How many lines in these records hold the string "upright"? Reply with the number alone.

Information supplied
________________

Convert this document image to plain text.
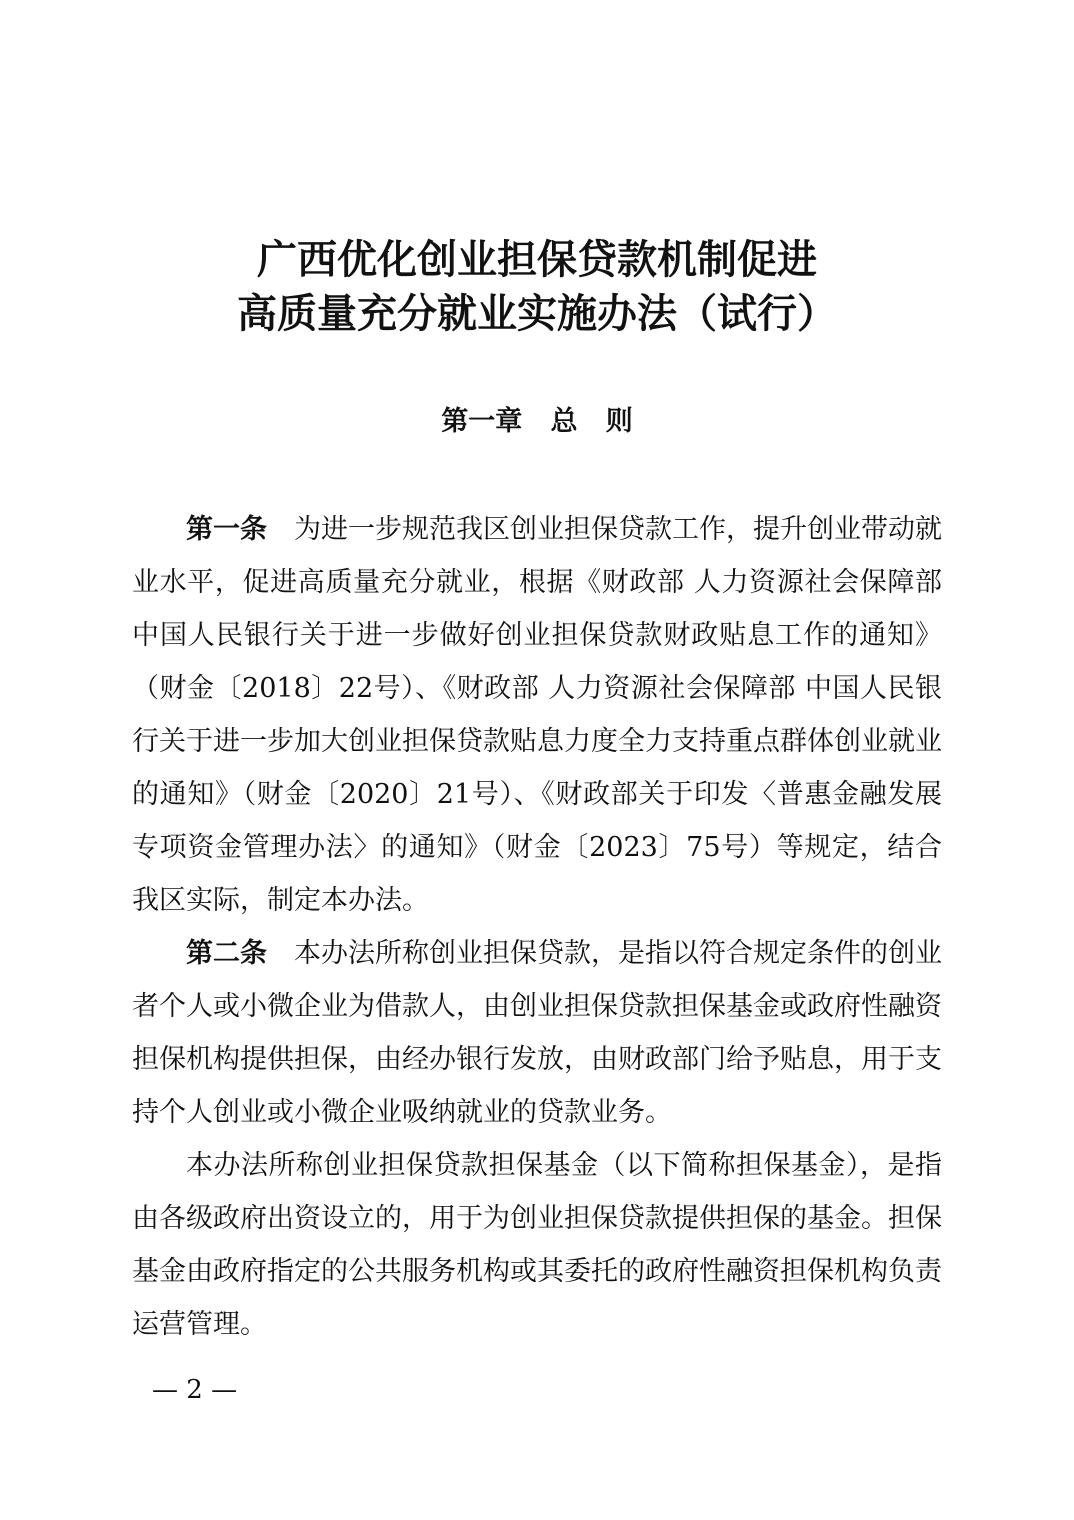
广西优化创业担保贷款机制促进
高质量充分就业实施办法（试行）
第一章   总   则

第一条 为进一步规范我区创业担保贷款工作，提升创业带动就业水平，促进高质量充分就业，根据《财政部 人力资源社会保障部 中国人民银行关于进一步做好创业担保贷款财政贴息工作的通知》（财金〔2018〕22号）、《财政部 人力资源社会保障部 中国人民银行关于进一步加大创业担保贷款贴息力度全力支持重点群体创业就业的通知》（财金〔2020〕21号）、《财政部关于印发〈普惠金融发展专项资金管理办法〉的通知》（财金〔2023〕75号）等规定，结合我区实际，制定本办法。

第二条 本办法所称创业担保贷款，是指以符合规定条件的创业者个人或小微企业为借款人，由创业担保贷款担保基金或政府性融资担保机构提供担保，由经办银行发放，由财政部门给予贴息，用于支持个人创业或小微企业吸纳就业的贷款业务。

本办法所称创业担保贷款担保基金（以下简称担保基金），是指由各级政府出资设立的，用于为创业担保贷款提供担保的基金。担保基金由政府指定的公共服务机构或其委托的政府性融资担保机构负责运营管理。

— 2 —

________________

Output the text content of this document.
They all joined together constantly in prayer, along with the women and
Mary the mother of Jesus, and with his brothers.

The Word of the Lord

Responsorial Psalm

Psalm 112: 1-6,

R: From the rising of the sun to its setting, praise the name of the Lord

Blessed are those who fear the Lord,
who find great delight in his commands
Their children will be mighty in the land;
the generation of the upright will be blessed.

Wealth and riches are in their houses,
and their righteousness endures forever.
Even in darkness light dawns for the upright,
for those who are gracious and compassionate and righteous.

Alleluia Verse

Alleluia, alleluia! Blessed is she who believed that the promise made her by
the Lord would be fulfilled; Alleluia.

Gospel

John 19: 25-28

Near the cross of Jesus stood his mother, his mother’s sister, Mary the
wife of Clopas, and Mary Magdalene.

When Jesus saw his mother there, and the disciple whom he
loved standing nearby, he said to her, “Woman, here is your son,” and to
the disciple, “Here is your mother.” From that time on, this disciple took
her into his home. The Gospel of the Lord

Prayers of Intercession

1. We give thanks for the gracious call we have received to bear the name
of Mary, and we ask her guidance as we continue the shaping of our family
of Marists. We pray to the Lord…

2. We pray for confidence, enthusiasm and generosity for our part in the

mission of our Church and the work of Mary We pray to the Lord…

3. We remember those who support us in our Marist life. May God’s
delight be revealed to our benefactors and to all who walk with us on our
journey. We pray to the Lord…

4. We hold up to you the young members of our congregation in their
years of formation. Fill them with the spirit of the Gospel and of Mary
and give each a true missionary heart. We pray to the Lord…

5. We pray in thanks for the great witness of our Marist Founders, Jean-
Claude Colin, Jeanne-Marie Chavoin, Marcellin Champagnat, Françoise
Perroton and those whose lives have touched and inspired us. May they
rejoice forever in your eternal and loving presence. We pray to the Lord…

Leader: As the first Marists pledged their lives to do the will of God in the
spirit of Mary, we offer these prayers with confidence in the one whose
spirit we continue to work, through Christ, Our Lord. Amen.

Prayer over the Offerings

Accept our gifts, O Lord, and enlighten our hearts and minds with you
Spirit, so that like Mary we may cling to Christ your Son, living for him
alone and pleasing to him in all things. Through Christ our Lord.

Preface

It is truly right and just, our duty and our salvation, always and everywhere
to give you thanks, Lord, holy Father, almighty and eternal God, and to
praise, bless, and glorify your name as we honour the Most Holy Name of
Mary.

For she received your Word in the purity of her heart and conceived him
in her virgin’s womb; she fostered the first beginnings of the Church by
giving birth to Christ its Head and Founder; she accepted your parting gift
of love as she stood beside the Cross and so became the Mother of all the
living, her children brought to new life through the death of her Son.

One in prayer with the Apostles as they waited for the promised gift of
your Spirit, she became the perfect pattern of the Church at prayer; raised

________________

The output
2